What this task involves
Quote the records that follow in full and exactly; leave out the pictures.

Data provided
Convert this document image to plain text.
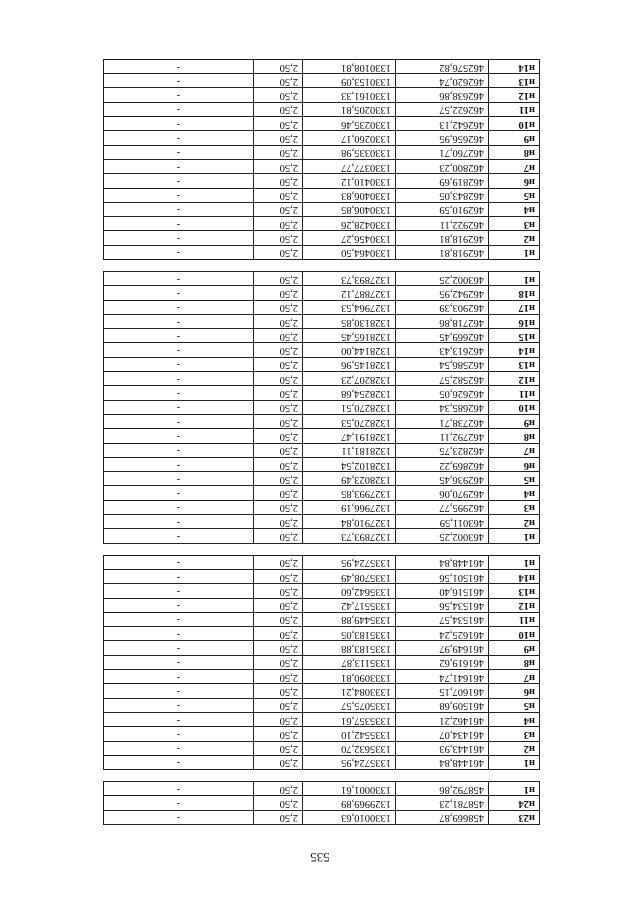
н23	458669,87	1330010,63	2,50	-
н24	458781,23	1329969,89	2,50	-
н1	458792,86	1330001,61	2,50	-

н1	461448,84	1335724,95	2,50	-
н2	461443,93	1335632,70	2,50	-
н3	461434,07	1335542,10	2,50	-
н4	461462,21	1335357,61	2,50	-
н5	461509,68	1335075,57	2,50	-
н6	461607,15	1333084,21	2,50	-
н7	461641,74	1333090,81	2,50	-
н8	461619,62	1335113,87	2,50	-
н9	461649,97	1335183,88	2,50	-
н10	461625,24	1335183,05	2,50	-
н11	461534,57	1335449,88	2,50	-
н12	461534,56	1335517,42	2,50	-
н13	461516,40	1335642,60	2,50	-
н14	461501,56	1335708,49	2,50	-
н1	461448,84	1335724,95	2,50	-

н1	463002,25	1327893,73	2,50	-
н2	463011,59	1327910,84	2,50	-
н3	462995,77	1327966,19	2,50	-
н4	462970,06	1327993,85	2,50	-
н5	462936,45	1328023,49	2,50	-
н6	462869,22	1328102,54	2,50	-
н7	462823,75	1328181,11	2,50	-
н8	462792,11	1328191,47	2,50	-
н9	462738,71	1328270,53	2,50	-
н10	462685,34	1328270,51	2,50	-
н11	462626,05	1328254,68	2,50	-
н12	462582,57	1328207,23	2,50	-
н13	462586,54	1328145,96	2,50	-
н14	462613,43	1328144,00	2,50	-
н15	462669,45	1328165,45	2,50	-
н16	462718,86	1328130,85	2,50	-
н17	462903,39	1327964,53	2,50	-
н18	462942,95	1327887,12	2,50	-
н1	463002,25	1327893,73	2,50	-

н1	462918,81	1330464,50	2,50	-
н2	462918,81	1330456,27	2,50	-
н3	462922,11	1330428,26	2,50	-
н4	462910,59	1330406,85	2,50	-
н5	462843,05	1330406,83	2,50	-
н6	462819,69	1330410,12	2,50	-
н7	462800,23	1330377,77	2,50	-
н8	462760,71	1330335,98	2,50	-
н9	462656,95	1330260,17	2,50	-
н10	462642,13	1330235,46	2,50	-
н11	462622,57	1330205,81	2,50	-
н12	462638,86	1330161,33	2,50	-
н13	462620,74	1330153,09	2,50	-
н14	462576,82	1330108,81	2,50	-
535
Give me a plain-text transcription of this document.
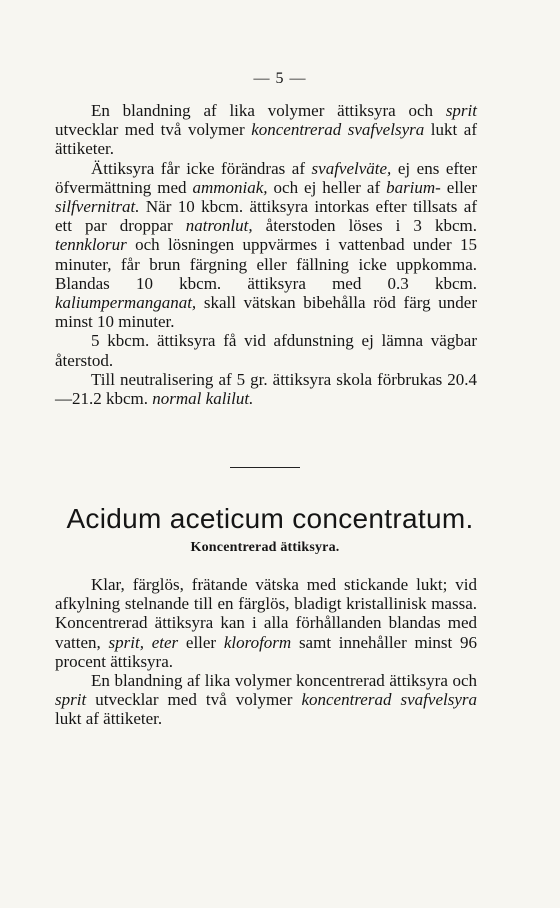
— 5 —

En blandning af lika volymer ättiksyra och sprit utvecklar med två volymer koncentrerad svafvelsyra lukt af ättiketer.

Ättiksyra får icke förändras af svafvelväte, ej ens efter öfvermättning med ammoniak, och ej heller af barium- eller silfvernitrat. När 10 kbcm. ättiksyra intorkas efter tillsats af ett par droppar natronlut, återstoden löses i 3 kbcm. tennklorur och lösningen uppvärmes i vattenbad under 15 minuter, får brun färgning eller fällning icke uppkomma. Blandas 10 kbcm. ättiksyra med 0.3 kbcm. kaliumpermanganat, skall vätskan bibehålla röd färg under minst 10 minuter.

5 kbcm. ättiksyra få vid afdunstning ej lämna vägbar återstod.

Till neutralisering af 5 gr. ättiksyra skola förbrukas 20.4—21.2 kbcm. normal kalilut.

Acidum aceticum concentratum.
Koncentrerad ättiksyra.

Klar, färglös, frätande vätska med stickande lukt; vid afkylning stelnande till en färglös, bladigt kristallinisk massa. Koncentrerad ättiksyra kan i alla förhållanden blandas med vatten, sprit, eter eller kloroform samt innehåller minst 96 procent ättiksyra.

En blandning af lika volymer koncentrerad ättiksyra och sprit utvecklar med två volymer koncentrerad svafvelsyra lukt af ättiketer.
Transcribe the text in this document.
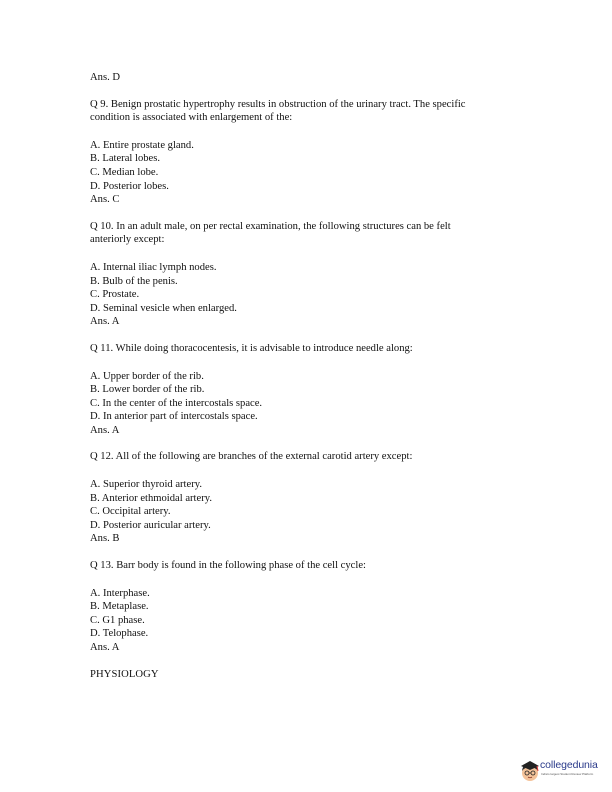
Ans. D
Q 9. Benign prostatic hypertrophy results in obstruction of the urinary tract. The specific
condition is associated with enlargement of the:
A. Entire prostate gland.
B. Lateral lobes.
C. Median lobe.
D. Posterior lobes.
Ans. C
Q 10. In an adult male, on per rectal examination, the following structures can be felt
anteriorly except:
A. Internal iliac lymph nodes.
B. Bulb of the penis.
C. Prostate.
D. Seminal vesicle when enlarged.
Ans. A
Q 11. While doing thoracocentesis, it is advisable to introduce needle along:
A. Upper border of the rib.
B. Lower border of the rib.
C. In the center of the intercostals space.
D. In anterior part of intercostals space.
Ans. A
Q 12. All of the following are branches of the external carotid artery except:
A. Superior thyroid artery.
B. Anterior ethmoidal artery.
C. Occipital artery.
D. Posterior auricular artery.
Ans. B
Q 13. Barr body is found in the following phase of the cell cycle:
A. Interphase.
B. Metaplase.
C. G1 phase.
D. Telophase.
Ans. A
PHYSIOLOGY
collegedunia
India's largest Student Review Platform
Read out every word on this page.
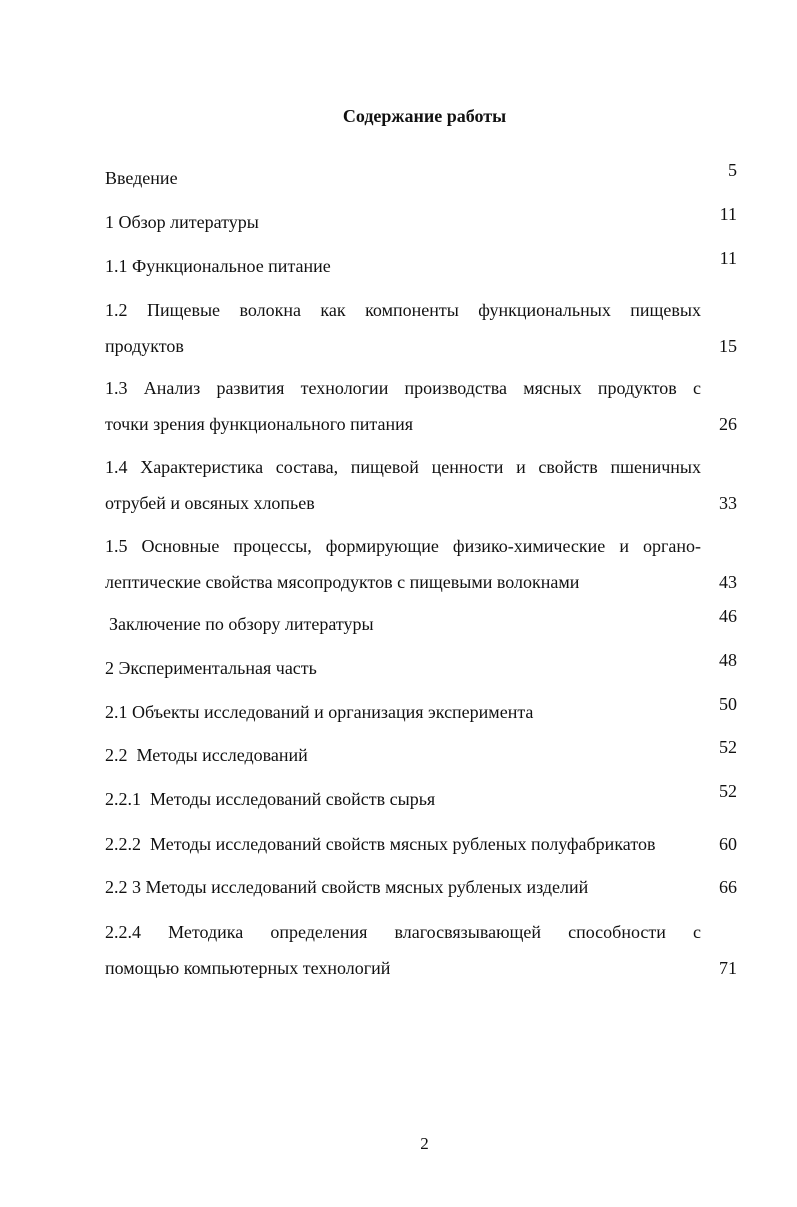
Содержание работы
Введение	5
1 Обзор литературы	11
1.1 Функциональное питание	11
1.2 Пищевые волокна как компоненты функциональных пищевых
продуктов	15
1.3 Анализ развития технологии производства мясных продуктов с
точки зрения функционального питания	26
1.4 Характеристика состава, пищевой ценности и свойств пшеничных
отрубей и овсяных хлопьев	33
1.5 Основные процессы, формирующие физико-химические и органо-
лептические свойства мясопродуктов с пищевыми волокнами	43
Заключение по обзору литературы	46
2 Экспериментальная часть	48
2.1 Объекты исследований и организация эксперимента	50
2.2  Методы исследований	52
2.2.1  Методы исследований свойств сырья	52
2.2.2  Методы исследований свойств мясных рубленых полуфабрикатов	60
2.2 3 Методы исследований свойств мясных рубленых изделий	66
2.2.4 Методика определения влагосвязывающей способности с
помощью компьютерных технологий	71
2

Response
Convert this document image to plain text.
н23	458669,87	1330010,63	2,50	-
н24	458781,23	1329969,89	2,50	-
н1	458792,86	1330001,61	2,50	-

н1	461448,84	1335724,95	2,50	-
н2	461443,93	1335632,70	2,50	-
н3	461434,07	1335542,10	2,50	-
н4	461462,21	1335357,61	2,50	-
н5	461509,68	1335075,57	2,50	-
н6	461607,15	1333084,21	2,50	-
н7	461641,74	1333090,81	2,50	-
н8	461619,62	1335113,87	2,50	-
н9	461649,97	1335183,88	2,50	-
н10	461625,24	1335183,05	2,50	-
н11	461534,57	1335449,88	2,50	-
н12	461534,56	1335517,42	2,50	-
н13	461516,40	1335642,60	2,50	-
н14	461501,56	1335708,49	2,50	-
н1	461448,84	1335724,95	2,50	-

н1	463002,25	1327893,73	2,50	-
н2	463011,59	1327910,84	2,50	-
н3	462995,77	1327966,19	2,50	-
н4	462970,06	1327993,85	2,50	-
н5	462936,45	1328023,49	2,50	-
н6	462869,22	1328102,54	2,50	-
н7	462823,75	1328181,11	2,50	-
н8	462792,11	1328191,47	2,50	-
н9	462738,71	1328270,53	2,50	-
н10	462685,34	1328270,51	2,50	-
н11	462626,05	1328254,68	2,50	-
н12	462582,57	1328207,23	2,50	-
н13	462586,54	1328145,96	2,50	-
н14	462613,43	1328144,00	2,50	-
н15	462669,45	1328165,45	2,50	-
н16	462718,86	1328130,85	2,50	-
н17	462903,39	1327964,53	2,50	-
н18	462942,95	1327887,12	2,50	-
н1	463002,25	1327893,73	2,50	-

н1	462918,81	1330464,50	2,50	-
н2	462918,81	1330456,27	2,50	-
н3	462922,11	1330428,26	2,50	-
н4	462910,59	1330406,85	2,50	-
н5	462843,05	1330406,83	2,50	-
н6	462819,69	1330410,12	2,50	-
н7	462800,23	1330377,77	2,50	-
н8	462760,71	1330335,98	2,50	-
н9	462656,95	1330260,17	2,50	-
н10	462642,13	1330235,46	2,50	-
н11	462622,57	1330205,81	2,50	-
н12	462638,86	1330161,33	2,50	-
н13	462620,74	1330153,09	2,50	-
н14	462576,82	1330108,81	2,50	-
535
Give me a plain-text transcription of this document.
— 5 —

En blandning af lika volymer ättiksyra och sprit utvecklar med två volymer koncentrerad svafvelsyra lukt af ättiketer.

Ättiksyra får icke förändras af svafvelväte, ej ens efter öfvermättning med ammoniak, och ej heller af barium- eller silfvernitrat. När 10 kbcm. ättiksyra intorkas efter tillsats af ett par droppar natronlut, återstoden löses i 3 kbcm. tennklorur och lösningen uppvärmes i vattenbad under 15 minuter, får brun färgning eller fällning icke uppkomma. Blandas 10 kbcm. ättiksyra med 0.3 kbcm. kaliumpermanganat, skall vätskan bibehålla röd färg under minst 10 minuter.

5 kbcm. ättiksyra få vid afdunstning ej lämna vägbar återstod.

Till neutralisering af 5 gr. ättiksyra skola förbrukas 20.4—21.2 kbcm. normal kalilut.

Acidum aceticum concentratum.
Koncentrerad ättiksyra.

Klar, färglös, frätande vätska med stickande lukt; vid afkylning stelnande till en färglös, bladigt kristallinisk massa. Koncentrerad ättiksyra kan i alla förhållanden blandas med vatten, sprit, eter eller kloroform samt innehåller minst 96 procent ättiksyra.

En blandning af lika volymer koncentrerad ättiksyra och sprit utvecklar med två volymer koncentrerad svafvelsyra lukt af ättiketer.
Transcribe the text in this document.
Ans. D
Q 9. Benign prostatic hypertrophy results in obstruction of the urinary tract. The specific
condition is associated with enlargement of the:
A. Entire prostate gland.
B. Lateral lobes.
C. Median lobe.
D. Posterior lobes.
Ans. C
Q 10. In an adult male, on per rectal examination, the following structures can be felt
anteriorly except:
A. Internal iliac lymph nodes.
B. Bulb of the penis.
C. Prostate.
D. Seminal vesicle when enlarged.
Ans. A
Q 11. While doing thoracocentesis, it is advisable to introduce needle along:
A. Upper border of the rib.
B. Lower border of the rib.
C. In the center of the intercostals space.
D. In anterior part of intercostals space.
Ans. A
Q 12. All of the following are branches of the external carotid artery except:
A. Superior thyroid artery.
B. Anterior ethmoidal artery.
C. Occipital artery.
D. Posterior auricular artery.
Ans. B
Q 13. Barr body is found in the following phase of the cell cycle:
A. Interphase.
B. Metaplase.
C. G1 phase.
D. Telophase.
Ans. A
PHYSIOLOGY
collegedunia
India's largest Student Review Platform
Read out every word on this page.
Содержание работы
Введение	5
1 Обзор литературы	11
1.1 Функциональное питание	11
1.2 Пищевые волокна как компоненты функциональных пищевых
продуктов	15
1.3 Анализ развития технологии производства мясных продуктов с
точки зрения функционального питания	26
1.4 Характеристика состава, пищевой ценности и свойств пшеничных
отрубей и овсяных хлопьев	33
1.5 Основные процессы, формирующие физико-химические и органо-
лептические свойства мясопродуктов с пищевыми волокнами	43
Заключение по обзору литературы	46
2 Экспериментальная часть	48
2.1 Объекты исследований и организация эксперимента	50
2.2  Методы исследований	52
2.2.1  Методы исследований свойств сырья	52
2.2.2  Методы исследований свойств мясных рубленых полуфабрикатов	60
2.2 3 Методы исследований свойств мясных рубленых изделий	66
2.2.4 Методика определения влагосвязывающей способности с
помощью компьютерных технологий	71
2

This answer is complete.